** BEGIN Input data **

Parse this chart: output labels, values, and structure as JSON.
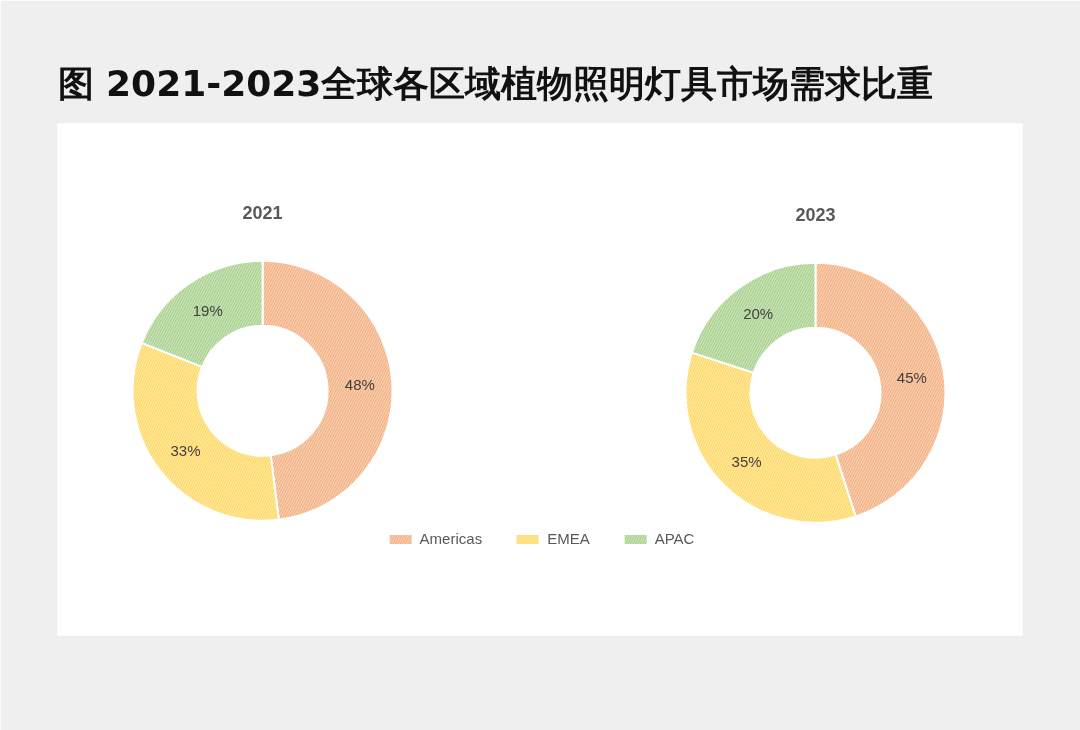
{
  "chart_data": [
    {
      "type": "donut",
      "title": "图 2021-2023全球各区域植物照明灯具市场需求比重",
      "subtitle": "2021",
      "categories": [
        "Americas",
        "EMEA",
        "APAC"
      ],
      "values": [
        48,
        33,
        19
      ],
      "colors": [
        "#f4b183",
        "#ffd966",
        "#a9d18e"
      ],
      "value_labels": [
        "48%",
        "33%",
        "19%"
      ],
      "legend": "bottom"
    },
    {
      "type": "donut",
      "subtitle": "2023",
      "values": [
        45,
        35,
        20
      ],
      "colors": [
        "#f4b183",
        "#ffd966",
        "#a9d18e"
      ],
      "value_labels": [
        "45%",
        "35%",
        "20%"
      ]
    }
  ]
}
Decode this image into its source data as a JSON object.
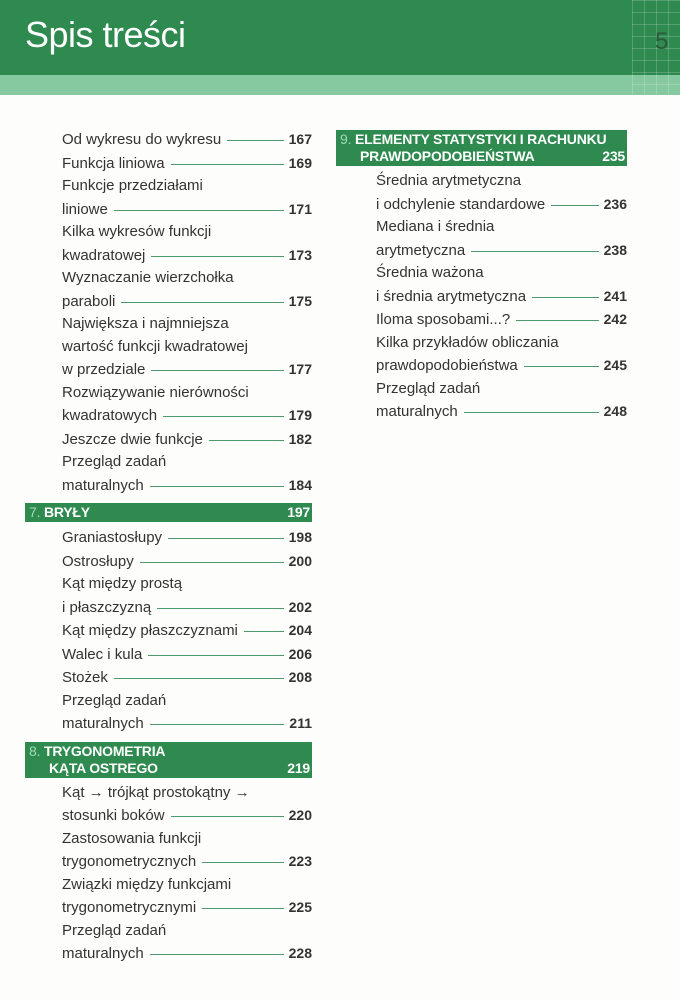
{
  "header": {
    "title": "Spis treści",
    "page_number": "5"
  },
  "colors": {
    "green": "#2f8a50",
    "light_green": "#86c9a0"
  },
  "left_column": {
    "intro_entries": [
      {
        "lines": [
          "Od wykresu do wykresu"
        ],
        "page": "167"
      },
      {
        "lines": [
          "Funkcja liniowa"
        ],
        "page": "169"
      },
      {
        "lines": [
          "Funkcje przedziałami",
          "liniowe"
        ],
        "page": "171"
      },
      {
        "lines": [
          "Kilka wykresów funkcji",
          "kwadratowej"
        ],
        "page": "173"
      },
      {
        "lines": [
          "Wyznaczanie wierzchołka",
          "paraboli"
        ],
        "page": "175"
      },
      {
        "lines": [
          "Największa i najmniejsza",
          "wartość funkcji kwadratowej",
          "w przedziale"
        ],
        "page": "177"
      },
      {
        "lines": [
          "Rozwiązywanie nierówności",
          "kwadratowych"
        ],
        "page": "179"
      },
      {
        "lines": [
          "Jeszcze dwie funkcje"
        ],
        "page": "182"
      },
      {
        "lines": [
          "Przegląd zadań",
          "maturalnych"
        ],
        "page": "184"
      }
    ],
    "sections": [
      {
        "number": "7.",
        "title_lines": [
          "BRYŁY"
        ],
        "page": "197",
        "entries": [
          {
            "lines": [
              "Graniastosłupy"
            ],
            "page": "198"
          },
          {
            "lines": [
              "Ostrosłupy"
            ],
            "page": "200"
          },
          {
            "lines": [
              "Kąt między prostą",
              "i płaszczyzną"
            ],
            "page": "202"
          },
          {
            "lines": [
              "Kąt między płaszczyznami"
            ],
            "page": "204"
          },
          {
            "lines": [
              "Walec i kula"
            ],
            "page": "206"
          },
          {
            "lines": [
              "Stożek"
            ],
            "page": "208"
          },
          {
            "lines": [
              "Przegląd zadań",
              "maturalnych"
            ],
            "page": "211"
          }
        ]
      },
      {
        "number": "8.",
        "title_lines": [
          "TRYGONOMETRIA",
          "KĄTA OSTREGO"
        ],
        "page": "219",
        "entries": [
          {
            "lines": [
              "Kąt → trójkąt prostokątny →",
              "stosunki boków"
            ],
            "page": "220"
          },
          {
            "lines": [
              "Zastosowania funkcji",
              "trygonometrycznych"
            ],
            "page": "223"
          },
          {
            "lines": [
              "Związki między funkcjami",
              "trygonometrycznymi"
            ],
            "page": "225"
          },
          {
            "lines": [
              "Przegląd zadań",
              "maturalnych"
            ],
            "page": "228"
          }
        ]
      }
    ]
  },
  "right_column": {
    "sections": [
      {
        "number": "9.",
        "title_lines": [
          "ELEMENTY STATYSTYKI I RACHUNKU",
          "PRAWDOPODOBIEŃSTWA"
        ],
        "page": "235",
        "entries": [
          {
            "lines": [
              "Średnia arytmetyczna",
              "i odchylenie standardowe"
            ],
            "page": "236"
          },
          {
            "lines": [
              "Mediana i średnia",
              "arytmetyczna"
            ],
            "page": "238"
          },
          {
            "lines": [
              "Średnia ważona",
              "i średnia arytmetyczna"
            ],
            "page": "241"
          },
          {
            "lines": [
              "Iloma sposobami...?"
            ],
            "page": "242"
          },
          {
            "lines": [
              "Kilka przykładów obliczania",
              "prawdopodobieństwa"
            ],
            "page": "245"
          },
          {
            "lines": [
              "Przegląd zadań",
              "maturalnych"
            ],
            "page": "248"
          }
        ]
      }
    ]
  }
}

** END Input data **

§ Goal
Set down the material above as is, without any pictures.

§ Result
Parse this chart: output labels, values, and structure as JSON.
{
  "chart_data": [
    {
      "type": "donut",
      "title": "图 2021-2023全球各区域植物照明灯具市场需求比重",
      "subtitle": "2021",
      "categories": [
        "Americas",
        "EMEA",
        "APAC"
      ],
      "values": [
        48,
        33,
        19
      ],
      "colors": [
        "#f4b183",
        "#ffd966",
        "#a9d18e"
      ],
      "value_labels": [
        "48%",
        "33%",
        "19%"
      ],
      "legend": "bottom"
    },
    {
      "type": "donut",
      "subtitle": "2023",
      "values": [
        45,
        35,
        20
      ],
      "colors": [
        "#f4b183",
        "#ffd966",
        "#a9d18e"
      ],
      "value_labels": [
        "45%",
        "35%",
        "20%"
      ]
    }
  ]
}
Decode this image into its source data as a JSON object.
{
  "header": {
    "title": "Spis treści",
    "page_number": "5"
  },
  "colors": {
    "green": "#2f8a50",
    "light_green": "#86c9a0"
  },
  "left_column": {
    "intro_entries": [
      {
        "lines": [
          "Od wykresu do wykresu"
        ],
        "page": "167"
      },
      {
        "lines": [
          "Funkcja liniowa"
        ],
        "page": "169"
      },
      {
        "lines": [
          "Funkcje przedziałami",
          "liniowe"
        ],
        "page": "171"
      },
      {
        "lines": [
          "Kilka wykresów funkcji",
          "kwadratowej"
        ],
        "page": "173"
      },
      {
        "lines": [
          "Wyznaczanie wierzchołka",
          "paraboli"
        ],
        "page": "175"
      },
      {
        "lines": [
          "Największa i najmniejsza",
          "wartość funkcji kwadratowej",
          "w przedziale"
        ],
        "page": "177"
      },
      {
        "lines": [
          "Rozwiązywanie nierówności",
          "kwadratowych"
        ],
        "page": "179"
      },
      {
        "lines": [
          "Jeszcze dwie funkcje"
        ],
        "page": "182"
      },
      {
        "lines": [
          "Przegląd zadań",
          "maturalnych"
        ],
        "page": "184"
      }
    ],
    "sections": [
      {
        "number": "7.",
        "title_lines": [
          "BRYŁY"
        ],
        "page": "197",
        "entries": [
          {
            "lines": [
              "Graniastosłupy"
            ],
            "page": "198"
          },
          {
            "lines": [
              "Ostrosłupy"
            ],
            "page": "200"
          },
          {
            "lines": [
              "Kąt między prostą",
              "i płaszczyzną"
            ],
            "page": "202"
          },
          {
            "lines": [
              "Kąt między płaszczyznami"
            ],
            "page": "204"
          },
          {
            "lines": [
              "Walec i kula"
            ],
            "page": "206"
          },
          {
            "lines": [
              "Stożek"
            ],
            "page": "208"
          },
          {
            "lines": [
              "Przegląd zadań",
              "maturalnych"
            ],
            "page": "211"
          }
        ]
      },
      {
        "number": "8.",
        "title_lines": [
          "TRYGONOMETRIA",
          "KĄTA OSTREGO"
        ],
        "page": "219",
        "entries": [
          {
            "lines": [
              "Kąt → trójkąt prostokątny →",
              "stosunki boków"
            ],
            "page": "220"
          },
          {
            "lines": [
              "Zastosowania funkcji",
              "trygonometrycznych"
            ],
            "page": "223"
          },
          {
            "lines": [
              "Związki między funkcjami",
              "trygonometrycznymi"
            ],
            "page": "225"
          },
          {
            "lines": [
              "Przegląd zadań",
              "maturalnych"
            ],
            "page": "228"
          }
        ]
      }
    ]
  },
  "right_column": {
    "sections": [
      {
        "number": "9.",
        "title_lines": [
          "ELEMENTY STATYSTYKI I RACHUNKU",
          "PRAWDOPODOBIEŃSTWA"
        ],
        "page": "235",
        "entries": [
          {
            "lines": [
              "Średnia arytmetyczna",
              "i odchylenie standardowe"
            ],
            "page": "236"
          },
          {
            "lines": [
              "Mediana i średnia",
              "arytmetyczna"
            ],
            "page": "238"
          },
          {
            "lines": [
              "Średnia ważona",
              "i średnia arytmetyczna"
            ],
            "page": "241"
          },
          {
            "lines": [
              "Iloma sposobami...?"
            ],
            "page": "242"
          },
          {
            "lines": [
              "Kilka przykładów obliczania",
              "prawdopodobieństwa"
            ],
            "page": "245"
          },
          {
            "lines": [
              "Przegląd zadań",
              "maturalnych"
            ],
            "page": "248"
          }
        ]
      }
    ]
  }
}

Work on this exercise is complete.